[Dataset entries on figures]

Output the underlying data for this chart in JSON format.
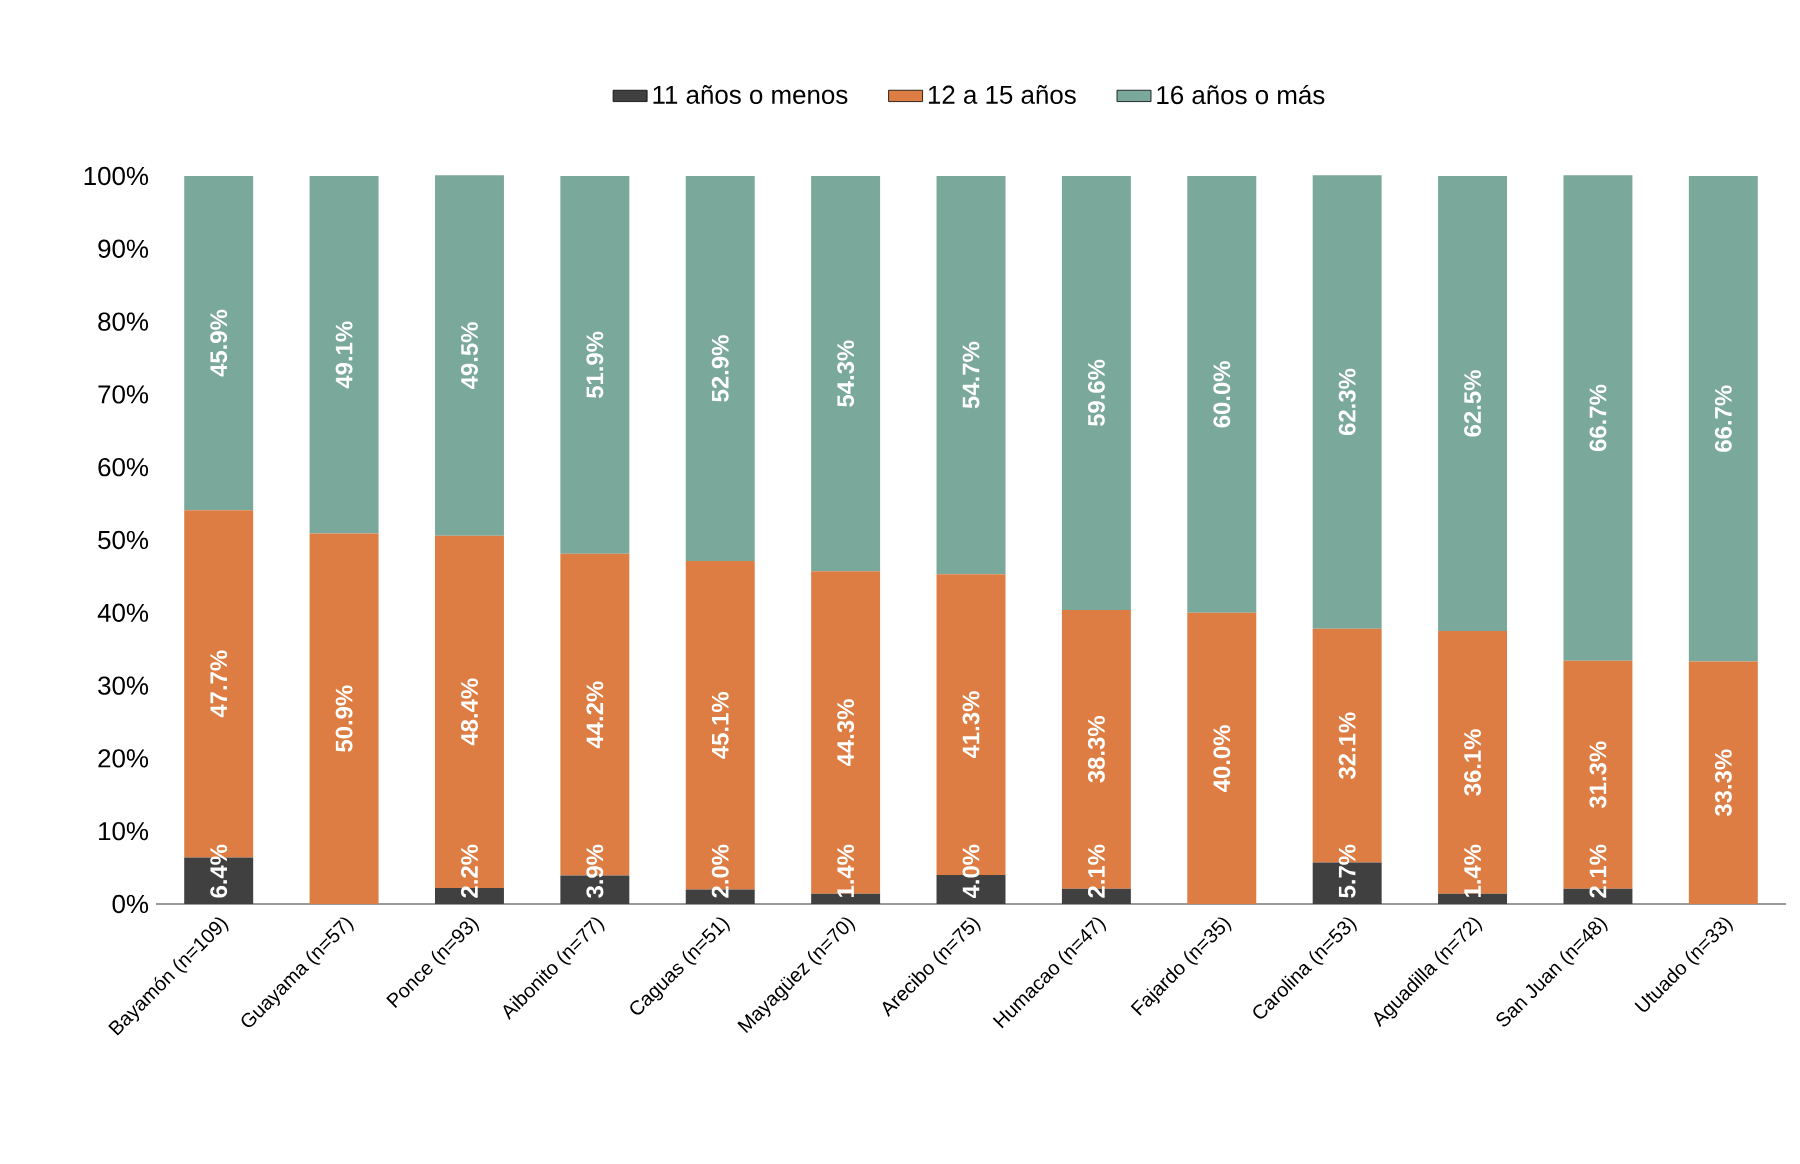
{
  "chart_data": {
    "type": "bar",
    "stacked": true,
    "legend": "top",
    "categories": [
      "Bayamón (n=109)",
      "Guayama (n=57)",
      "Ponce (n=93)",
      "Aibonito (n=77)",
      "Caguas (n=51)",
      "Mayagüez (n=70)",
      "Arecibo (n=75)",
      "Humacao (n=47)",
      "Fajardo (n=35)",
      "Carolina (n=53)",
      "Aguadilla (n=72)",
      "San Juan (n=48)",
      "Utuado (n=33)"
    ],
    "ylim": [
      0,
      100
    ],
    "yticks": [
      {
        "value": 0,
        "label": "0%"
      },
      {
        "value": 10,
        "label": "10%"
      },
      {
        "value": 20,
        "label": "20%"
      },
      {
        "value": 30,
        "label": "30%"
      },
      {
        "value": 40,
        "label": "40%"
      },
      {
        "value": 50,
        "label": "50%"
      },
      {
        "value": 60,
        "label": "60%"
      },
      {
        "value": 70,
        "label": "70%"
      },
      {
        "value": 80,
        "label": "80%"
      },
      {
        "value": 90,
        "label": "90%"
      },
      {
        "value": 100,
        "label": "100%"
      }
    ],
    "series": [
      {
        "name": "11 años o menos",
        "color": "#404040",
        "values": [
          6.4,
          0,
          2.2,
          3.9,
          2.0,
          1.4,
          4.0,
          2.1,
          0,
          5.7,
          1.4,
          2.1,
          0
        ],
        "value_labels": [
          "6.4%",
          null,
          "2.2%",
          "3.9%",
          "2.0%",
          "1.4%",
          "4.0%",
          "2.1%",
          null,
          "5.7%",
          "1.4%",
          "2.1%",
          null
        ]
      },
      {
        "name": "12 a 15 años",
        "color": "#dd7d44",
        "values": [
          47.7,
          50.9,
          48.4,
          44.2,
          45.1,
          44.3,
          41.3,
          38.3,
          40.0,
          32.1,
          36.1,
          31.3,
          33.3
        ],
        "value_labels": [
          "47.7%",
          "50.9%",
          "48.4%",
          "44.2%",
          "45.1%",
          "44.3%",
          "41.3%",
          "38.3%",
          "40.0%",
          "32.1%",
          "36.1%",
          "31.3%",
          "33.3%"
        ]
      },
      {
        "name": "16 años o más",
        "color": "#7aa89a",
        "values": [
          45.9,
          49.1,
          49.5,
          51.9,
          52.9,
          54.3,
          54.7,
          59.6,
          60.0,
          62.3,
          62.5,
          66.7,
          66.7
        ],
        "value_labels": [
          "45.9%",
          "49.1%",
          "49.5%",
          "51.9%",
          "52.9%",
          "54.3%",
          "54.7%",
          "59.6%",
          "60.0%",
          "62.3%",
          "62.5%",
          "66.7%",
          "66.7%"
        ]
      }
    ]
  }
}
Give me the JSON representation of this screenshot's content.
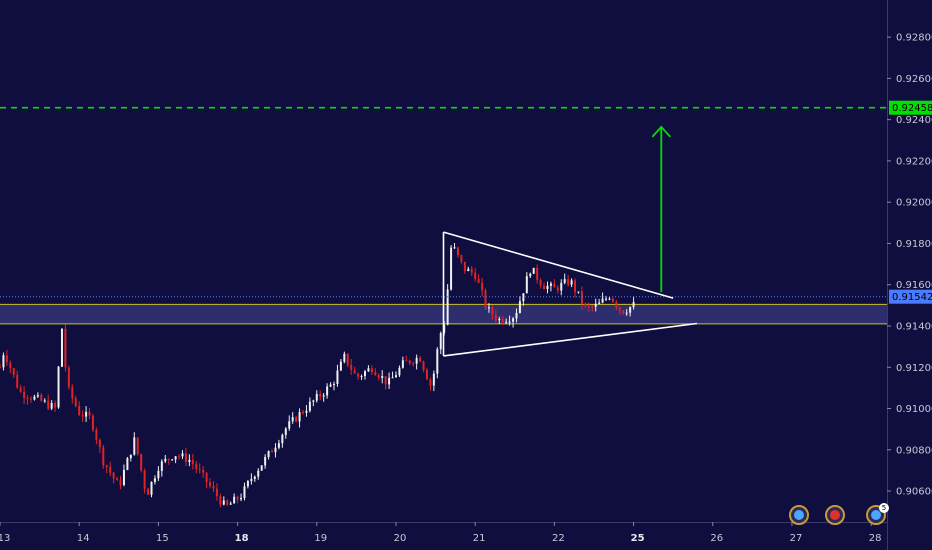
{
  "chart_data": {
    "type": "candlestick",
    "ylim": [
      0.9045,
      0.9298
    ],
    "y_ticks": [
      "0.92800",
      "0.92600",
      "0.92400",
      "0.92200",
      "0.92000",
      "0.91800",
      "0.91600",
      "0.91400",
      "0.91200",
      "0.91000",
      "0.90800",
      "0.90600"
    ],
    "x_ticks": [
      {
        "label": "13",
        "bold": false
      },
      {
        "label": "14",
        "bold": false
      },
      {
        "label": "15",
        "bold": false
      },
      {
        "label": "18",
        "bold": true
      },
      {
        "label": "19",
        "bold": false
      },
      {
        "label": "20",
        "bold": false
      },
      {
        "label": "21",
        "bold": false
      },
      {
        "label": "22",
        "bold": false
      },
      {
        "label": "25",
        "bold": true
      },
      {
        "label": "26",
        "bold": false
      },
      {
        "label": "27",
        "bold": false
      },
      {
        "label": "28",
        "bold": false
      }
    ],
    "x_start": 0,
    "x_end": 11.2,
    "path_points": [
      [
        0.0,
        0.912
      ],
      [
        0.05,
        0.9128
      ],
      [
        0.25,
        0.9108
      ],
      [
        0.5,
        0.9104
      ],
      [
        0.7,
        0.91
      ],
      [
        0.78,
        0.914
      ],
      [
        0.85,
        0.911
      ],
      [
        1.0,
        0.9098
      ],
      [
        1.15,
        0.9095
      ],
      [
        1.3,
        0.9075
      ],
      [
        1.5,
        0.9062
      ],
      [
        1.7,
        0.9085
      ],
      [
        1.85,
        0.9058
      ],
      [
        2.0,
        0.9072
      ],
      [
        2.2,
        0.9078
      ],
      [
        2.4,
        0.9075
      ],
      [
        2.6,
        0.9065
      ],
      [
        2.85,
        0.9052
      ],
      [
        3.05,
        0.9058
      ],
      [
        3.2,
        0.9068
      ],
      [
        3.4,
        0.9078
      ],
      [
        3.6,
        0.909
      ],
      [
        3.8,
        0.9098
      ],
      [
        4.0,
        0.9105
      ],
      [
        4.2,
        0.9112
      ],
      [
        4.35,
        0.9125
      ],
      [
        4.5,
        0.9115
      ],
      [
        4.7,
        0.912
      ],
      [
        4.9,
        0.9112
      ],
      [
        5.1,
        0.9122
      ],
      [
        5.3,
        0.9125
      ],
      [
        5.45,
        0.911
      ],
      [
        5.55,
        0.9135
      ],
      [
        5.62,
        0.9143
      ],
      [
        5.7,
        0.918
      ],
      [
        5.85,
        0.9168
      ],
      [
        6.0,
        0.9165
      ],
      [
        6.15,
        0.9148
      ],
      [
        6.3,
        0.9143
      ],
      [
        6.5,
        0.9145
      ],
      [
        6.7,
        0.9168
      ],
      [
        6.85,
        0.916
      ],
      [
        7.0,
        0.9158
      ],
      [
        7.2,
        0.9162
      ],
      [
        7.4,
        0.9148
      ],
      [
        7.55,
        0.915
      ],
      [
        7.7,
        0.9155
      ],
      [
        7.85,
        0.9147
      ],
      [
        8.0,
        0.915
      ]
    ],
    "support_zone": {
      "from": 0.9141,
      "to": 0.91505
    },
    "current_price": {
      "value": 0.91542,
      "label": "0.91542",
      "color": "#4b7bff"
    },
    "target": {
      "value": 0.92458,
      "label": "0.92458",
      "color": "#00e000"
    },
    "triangle": {
      "left": {
        "x": 5.6,
        "y": 0.91855
      },
      "upper_end": {
        "x": 8.5,
        "y": 0.91535
      },
      "bottom_left": {
        "x": 5.6,
        "y": 0.91255
      },
      "lower_end": {
        "x": 8.8,
        "y": 0.91412
      },
      "color": "#ffffff"
    },
    "projection_arrow": {
      "x": 8.35,
      "from": 0.91565,
      "to": 0.92365,
      "color": "#00e000"
    },
    "colors": {
      "background": "#0f0e3f",
      "up": "#f0f0f0",
      "down": "#e02323",
      "zone": "#2e2d6e",
      "zone_border": "#c6c626"
    }
  },
  "event_icons": [
    {
      "name": "globe-event",
      "color": "#4aa6ff"
    },
    {
      "name": "canada-flag-event",
      "color": "#e03030"
    },
    {
      "name": "multiple-events",
      "count": "5",
      "color": "#4aa6ff"
    }
  ]
}
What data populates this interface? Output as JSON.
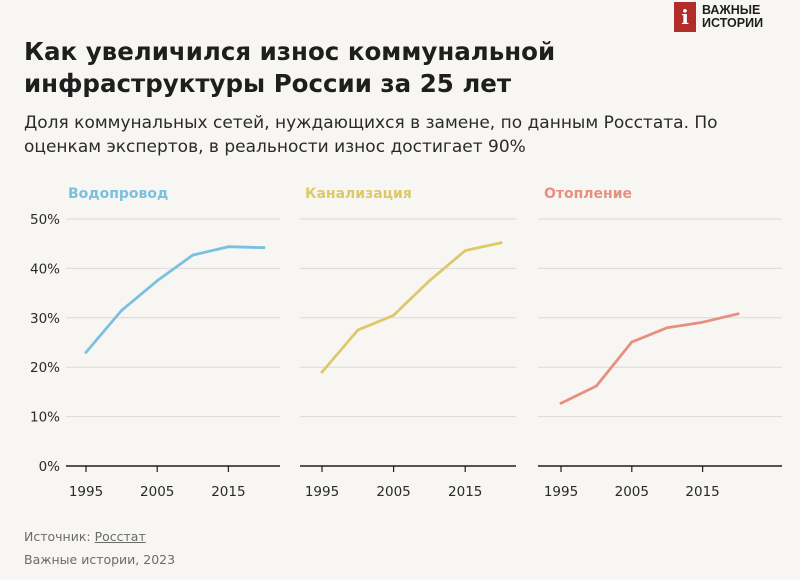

**Problem requirements:**
Would you set down the listing exactly, omitting pictures?

**The response:**
Output the underlying data for this chart in JSON format.
{
  "chart_data": {
    "type": "bar",
    "stacked": true,
    "legend": "top",
    "categories": [
      "Bayamón (n=109)",
      "Guayama (n=57)",
      "Ponce (n=93)",
      "Aibonito (n=77)",
      "Caguas (n=51)",
      "Mayagüez (n=70)",
      "Arecibo (n=75)",
      "Humacao (n=47)",
      "Fajardo (n=35)",
      "Carolina (n=53)",
      "Aguadilla (n=72)",
      "San Juan (n=48)",
      "Utuado (n=33)"
    ],
    "ylim": [
      0,
      100
    ],
    "yticks": [
      {
        "value": 0,
        "label": "0%"
      },
      {
        "value": 10,
        "label": "10%"
      },
      {
        "value": 20,
        "label": "20%"
      },
      {
        "value": 30,
        "label": "30%"
      },
      {
        "value": 40,
        "label": "40%"
      },
      {
        "value": 50,
        "label": "50%"
      },
      {
        "value": 60,
        "label": "60%"
      },
      {
        "value": 70,
        "label": "70%"
      },
      {
        "value": 80,
        "label": "80%"
      },
      {
        "value": 90,
        "label": "90%"
      },
      {
        "value": 100,
        "label": "100%"
      }
    ],
    "series": [
      {
        "name": "11 años o menos",
        "color": "#404040",
        "values": [
          6.4,
          0,
          2.2,
          3.9,
          2.0,
          1.4,
          4.0,
          2.1,
          0,
          5.7,
          1.4,
          2.1,
          0
        ],
        "value_labels": [
          "6.4%",
          null,
          "2.2%",
          "3.9%",
          "2.0%",
          "1.4%",
          "4.0%",
          "2.1%",
          null,
          "5.7%",
          "1.4%",
          "2.1%",
          null
        ]
      },
      {
        "name": "12 a 15 años",
        "color": "#dd7d44",
        "values": [
          47.7,
          50.9,
          48.4,
          44.2,
          45.1,
          44.3,
          41.3,
          38.3,
          40.0,
          32.1,
          36.1,
          31.3,
          33.3
        ],
        "value_labels": [
          "47.7%",
          "50.9%",
          "48.4%",
          "44.2%",
          "45.1%",
          "44.3%",
          "41.3%",
          "38.3%",
          "40.0%",
          "32.1%",
          "36.1%",
          "31.3%",
          "33.3%"
        ]
      },
      {
        "name": "16 años o más",
        "color": "#7aa89a",
        "values": [
          45.9,
          49.1,
          49.5,
          51.9,
          52.9,
          54.3,
          54.7,
          59.6,
          60.0,
          62.3,
          62.5,
          66.7,
          66.7
        ],
        "value_labels": [
          "45.9%",
          "49.1%",
          "49.5%",
          "51.9%",
          "52.9%",
          "54.3%",
          "54.7%",
          "59.6%",
          "60.0%",
          "62.3%",
          "62.5%",
          "66.7%",
          "66.7%"
        ]
      }
    ]
  }
}
Give me the JSON representation of this screenshot's content.
{
  "chart_data": {
    "type": "candlestick",
    "ylim": [
      0.9045,
      0.9298
    ],
    "y_ticks": [
      "0.92800",
      "0.92600",
      "0.92400",
      "0.92200",
      "0.92000",
      "0.91800",
      "0.91600",
      "0.91400",
      "0.91200",
      "0.91000",
      "0.90800",
      "0.90600"
    ],
    "x_ticks": [
      {
        "label": "13",
        "bold": false
      },
      {
        "label": "14",
        "bold": false
      },
      {
        "label": "15",
        "bold": false
      },
      {
        "label": "18",
        "bold": true
      },
      {
        "label": "19",
        "bold": false
      },
      {
        "label": "20",
        "bold": false
      },
      {
        "label": "21",
        "bold": false
      },
      {
        "label": "22",
        "bold": false
      },
      {
        "label": "25",
        "bold": true
      },
      {
        "label": "26",
        "bold": false
      },
      {
        "label": "27",
        "bold": false
      },
      {
        "label": "28",
        "bold": false
      }
    ],
    "x_start": 0,
    "x_end": 11.2,
    "path_points": [
      [
        0.0,
        0.912
      ],
      [
        0.05,
        0.9128
      ],
      [
        0.25,
        0.9108
      ],
      [
        0.5,
        0.9104
      ],
      [
        0.7,
        0.91
      ],
      [
        0.78,
        0.914
      ],
      [
        0.85,
        0.911
      ],
      [
        1.0,
        0.9098
      ],
      [
        1.15,
        0.9095
      ],
      [
        1.3,
        0.9075
      ],
      [
        1.5,
        0.9062
      ],
      [
        1.7,
        0.9085
      ],
      [
        1.85,
        0.9058
      ],
      [
        2.0,
        0.9072
      ],
      [
        2.2,
        0.9078
      ],
      [
        2.4,
        0.9075
      ],
      [
        2.6,
        0.9065
      ],
      [
        2.85,
        0.9052
      ],
      [
        3.05,
        0.9058
      ],
      [
        3.2,
        0.9068
      ],
      [
        3.4,
        0.9078
      ],
      [
        3.6,
        0.909
      ],
      [
        3.8,
        0.9098
      ],
      [
        4.0,
        0.9105
      ],
      [
        4.2,
        0.9112
      ],
      [
        4.35,
        0.9125
      ],
      [
        4.5,
        0.9115
      ],
      [
        4.7,
        0.912
      ],
      [
        4.9,
        0.9112
      ],
      [
        5.1,
        0.9122
      ],
      [
        5.3,
        0.9125
      ],
      [
        5.45,
        0.911
      ],
      [
        5.55,
        0.9135
      ],
      [
        5.62,
        0.9143
      ],
      [
        5.7,
        0.918
      ],
      [
        5.85,
        0.9168
      ],
      [
        6.0,
        0.9165
      ],
      [
        6.15,
        0.9148
      ],
      [
        6.3,
        0.9143
      ],
      [
        6.5,
        0.9145
      ],
      [
        6.7,
        0.9168
      ],
      [
        6.85,
        0.916
      ],
      [
        7.0,
        0.9158
      ],
      [
        7.2,
        0.9162
      ],
      [
        7.4,
        0.9148
      ],
      [
        7.55,
        0.915
      ],
      [
        7.7,
        0.9155
      ],
      [
        7.85,
        0.9147
      ],
      [
        8.0,
        0.915
      ]
    ],
    "support_zone": {
      "from": 0.9141,
      "to": 0.91505
    },
    "current_price": {
      "value": 0.91542,
      "label": "0.91542",
      "color": "#4b7bff"
    },
    "target": {
      "value": 0.92458,
      "label": "0.92458",
      "color": "#00e000"
    },
    "triangle": {
      "left": {
        "x": 5.6,
        "y": 0.91855
      },
      "upper_end": {
        "x": 8.5,
        "y": 0.91535
      },
      "bottom_left": {
        "x": 5.6,
        "y": 0.91255
      },
      "lower_end": {
        "x": 8.8,
        "y": 0.91412
      },
      "color": "#ffffff"
    },
    "projection_arrow": {
      "x": 8.35,
      "from": 0.91565,
      "to": 0.92365,
      "color": "#00e000"
    },
    "colors": {
      "background": "#0f0e3f",
      "up": "#f0f0f0",
      "down": "#e02323",
      "zone": "#2e2d6e",
      "zone_border": "#c6c626"
    }
  },
  "event_icons": [
    {
      "name": "globe-event",
      "color": "#4aa6ff"
    },
    {
      "name": "canada-flag-event",
      "color": "#e03030"
    },
    {
      "name": "multiple-events",
      "count": "5",
      "color": "#4aa6ff"
    }
  ]
}
What data populates this interface? Output as JSON.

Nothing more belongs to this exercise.